■ **What is expected**: What is the count of lines in the listing below that hold the string "значение"? Reply with that number alone.

■ **Data rows**:
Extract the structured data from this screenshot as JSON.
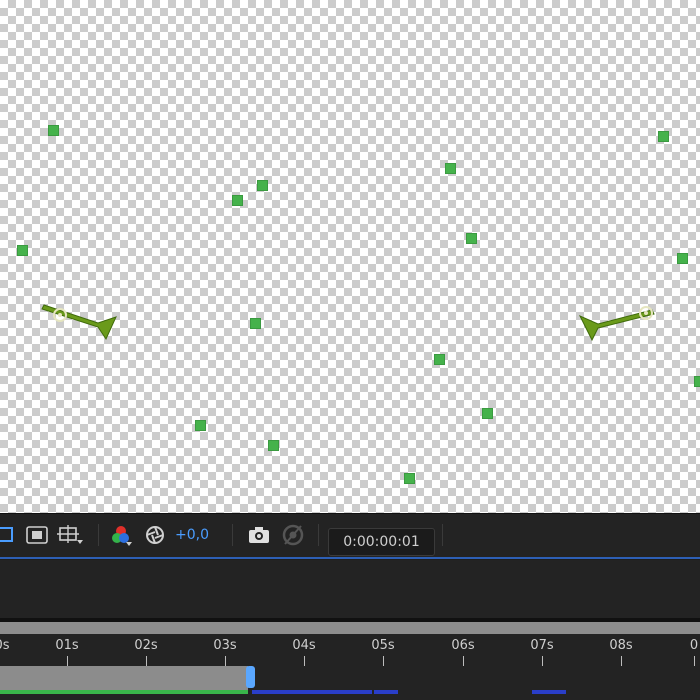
{
  "viewer": {
    "particle_color": "#45b24b",
    "emitter_color": "#6a9a1a"
  },
  "toolbar": {
    "icons": [
      "region-of-interest-icon",
      "transparency-grid-icon",
      "safe-margins-icon",
      "channel-color-icon",
      "reset-exposure-icon",
      "snapshot-icon",
      "show-snapshot-icon"
    ],
    "exposure_value": "+0,0",
    "timecode": "0:00:00:01",
    "accent_color": "#4a9dff"
  },
  "timeline": {
    "ruler_labels": [
      "0s",
      "01s",
      "02s",
      "03s",
      "04s",
      "05s",
      "06s",
      "07s",
      "08s",
      "0"
    ],
    "work_area_color": "#8c8c8c",
    "cti_color": "#5aa7ff",
    "cached_color": "#39b54a",
    "uncached_color": "#2a3ec8"
  }
}
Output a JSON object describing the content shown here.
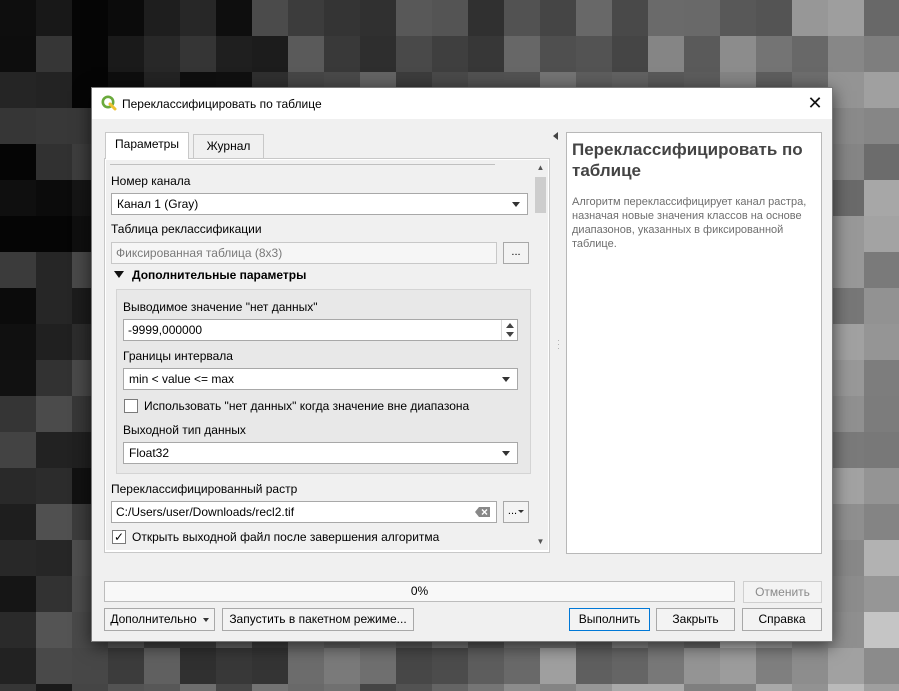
{
  "dialog": {
    "title": "Переклассифицировать по таблице",
    "close_glyph": "✕"
  },
  "tabs": [
    {
      "label": "Параметры",
      "active": true
    },
    {
      "label": "Журнал",
      "active": false
    }
  ],
  "params": {
    "band_label": "Номер канала",
    "band_value": "Канал 1 (Gray)",
    "table_label": "Таблица реклассификации",
    "table_value": "Фиксированная таблица (8x3)",
    "table_button": "...",
    "advanced_header": "Дополнительные параметры",
    "nodata_label": "Выводимое значение \"нет данных\"",
    "nodata_value": "-9999,000000",
    "range_label": "Границы интервала",
    "range_value": "min < value <= max",
    "nodata_for_missing_label": "Использовать \"нет данных\" когда значение вне диапазона",
    "nodata_for_missing_checked": false,
    "datatype_label": "Выходной тип данных",
    "datatype_value": "Float32",
    "output_label": "Переклассифицированный растр",
    "output_value": "C:/Users/user/Downloads/recl2.tif",
    "output_button": "...",
    "open_after_label": "Открыть выходной файл после завершения алгоритма",
    "open_after_checked": true,
    "check_glyph": "✓"
  },
  "help": {
    "title": "Переклассифицировать по таблице",
    "text": "Алгоритм переклассифицирует канал растра, назначая новые значения классов на основе диапазонов, указанных в фиксированной таблице."
  },
  "progress": {
    "percent_text": "0%",
    "value": 0
  },
  "buttons": {
    "cancel": "Отменить",
    "advanced": "Дополнительно",
    "batch": "Запустить в пакетном режиме...",
    "run": "Выполнить",
    "close": "Закрыть",
    "help": "Справка"
  },
  "colors": {
    "accent": "#0078d7",
    "qgis_green": "#6aaa3c",
    "qgis_yellow": "#efc32f"
  }
}
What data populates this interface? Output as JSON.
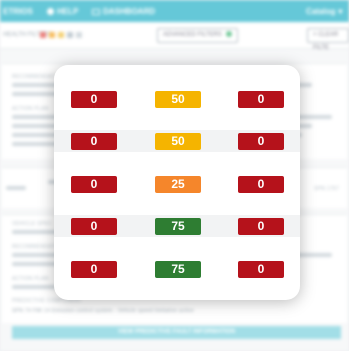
{
  "topbar": {
    "nav": [
      {
        "label": "ETRIOS",
        "icon": "document-icon"
      },
      {
        "label": "HELP",
        "icon": "help-icon"
      },
      {
        "label": "DASHBOARD",
        "icon": "dashboard-icon"
      }
    ],
    "user": "Catalog"
  },
  "filterbar": {
    "label": "HEALTH FILTERS",
    "swatches": [
      "#e5534b",
      "#f5a623",
      "#f0c040",
      "#a9b7c1",
      "#c2ccd3"
    ],
    "advanced_filters": "ADVANCED FILTERS",
    "clear_filters": "CLEAR FILTE"
  },
  "background_text": {
    "recommendation": "RECOMMENDATION",
    "action_plan": "ACTION PLAN",
    "vehicle_spec": "VEHICLE SPEC",
    "predictive_component": "PREDICTIVE COMPONENT",
    "spn_line": "SPN 74 FMI 14 Emission control system - Vehicle speed limitation active",
    "spn_code": "SPN 1767",
    "bottom_button": "VIEW PREDICTIVE FAULT INFORMATION"
  },
  "colors": {
    "red": "#b5121b",
    "yellow": "#f5b400",
    "orange": "#f5862b",
    "green": "#2e7d32"
  },
  "popup": {
    "rows": [
      {
        "left": "0",
        "middle": "50",
        "middle_color": "yellow",
        "right": "0"
      },
      {
        "left": "0",
        "middle": "50",
        "middle_color": "yellow",
        "right": "0"
      },
      {
        "left": "0",
        "middle": "25",
        "middle_color": "orange",
        "right": "0"
      },
      {
        "left": "0",
        "middle": "75",
        "middle_color": "green",
        "right": "0"
      },
      {
        "left": "0",
        "middle": "75",
        "middle_color": "green",
        "right": "0"
      }
    ]
  }
}
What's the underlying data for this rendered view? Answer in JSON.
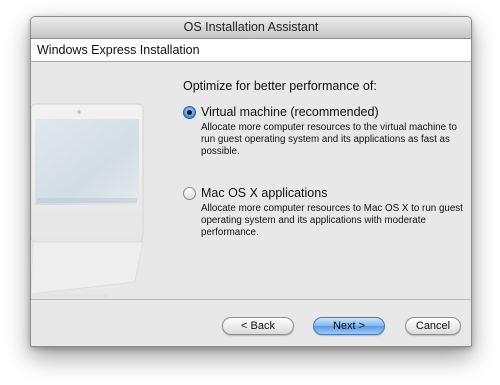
{
  "window": {
    "title": "OS Installation Assistant"
  },
  "header": {
    "title": "Windows Express Installation"
  },
  "main": {
    "prompt": "Optimize for better performance of:",
    "options": [
      {
        "label": "Virtual machine (recommended)",
        "description": "Allocate more computer resources to the virtual machine to run guest operating system and its applications as fast as possible.",
        "selected": true
      },
      {
        "label": "Mac OS X applications",
        "description": "Allocate more computer resources to Mac OS X to run guest operating system and its applications with moderate performance.",
        "selected": false
      }
    ]
  },
  "buttons": {
    "back": "< Back",
    "next": "Next >",
    "cancel": "Cancel"
  },
  "colors": {
    "accent": "#5d9ae3",
    "window_bg": "#e8e8e8"
  }
}
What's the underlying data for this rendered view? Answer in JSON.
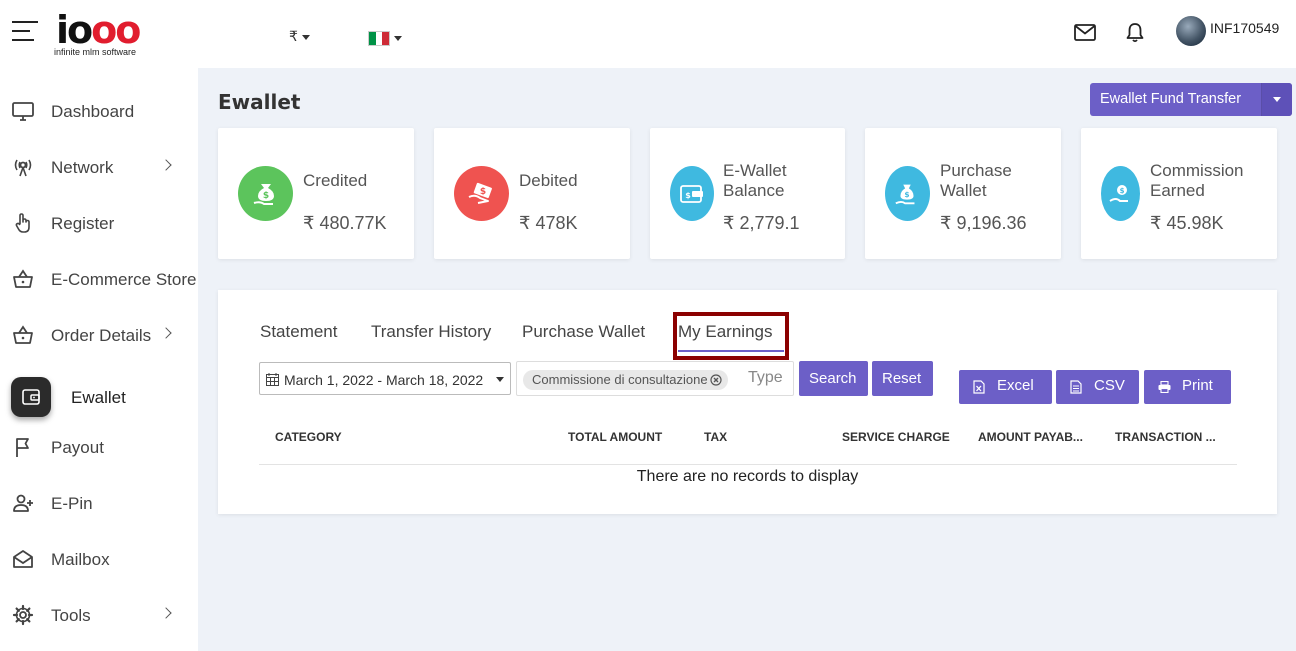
{
  "header": {
    "logo_text": "iooo",
    "logo_subtitle": "infinite mlm software",
    "currency": "₹",
    "user_id": "INF170549"
  },
  "sidebar": {
    "items": [
      {
        "label": "Dashboard",
        "icon": "monitor-icon"
      },
      {
        "label": "Network",
        "icon": "network-icon",
        "chevron": true
      },
      {
        "label": "Register",
        "icon": "hand-pointer-icon"
      },
      {
        "label": "E-Commerce Store",
        "icon": "basket-icon"
      },
      {
        "label": "Order Details",
        "icon": "basket-icon",
        "chevron": true
      },
      {
        "label": "Ewallet",
        "icon": "wallet-icon",
        "active": true
      },
      {
        "label": "Payout",
        "icon": "flag-icon"
      },
      {
        "label": "E-Pin",
        "icon": "user-plus-icon"
      },
      {
        "label": "Mailbox",
        "icon": "envelope-open-icon"
      },
      {
        "label": "Tools",
        "icon": "gear-icon",
        "chevron": true
      }
    ]
  },
  "main": {
    "page_title": "Ewallet",
    "fund_transfer_label": "Ewallet Fund Transfer",
    "cards": [
      {
        "title": "Credited",
        "value": "₹ 480.77K",
        "color": "#5cc45c"
      },
      {
        "title": "Debited",
        "value": "₹ 478K",
        "color": "#ef5350"
      },
      {
        "title": "E-Wallet Balance",
        "value": "₹ 2,779.1",
        "color": "#3fb9e0"
      },
      {
        "title": "Purchase Wallet",
        "value": "₹ 9,196.36",
        "color": "#3fb9e0"
      },
      {
        "title": "Commission Earned",
        "value": "₹ 45.98K",
        "color": "#3fb9e0"
      }
    ],
    "tabs": [
      "Statement",
      "Transfer History",
      "Purchase Wallet",
      "My Earnings"
    ],
    "active_tab": "My Earnings",
    "filters": {
      "date_range": "March 1, 2022 - March 18, 2022",
      "selected_type": "Commissione di consultazione",
      "type_placeholder": "Type",
      "search_label": "Search",
      "reset_label": "Reset"
    },
    "export": {
      "excel": "Excel",
      "csv": "CSV",
      "print": "Print"
    },
    "table": {
      "columns": [
        "CATEGORY",
        "TOTAL AMOUNT",
        "TAX",
        "SERVICE CHARGE",
        "AMOUNT PAYAB...",
        "TRANSACTION ..."
      ],
      "empty_message": "There are no records to display"
    }
  },
  "colors": {
    "accent": "#6c5fc7",
    "highlight_border": "#8b0000",
    "page_background": "#eef2f8"
  }
}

■ **Response below**: 2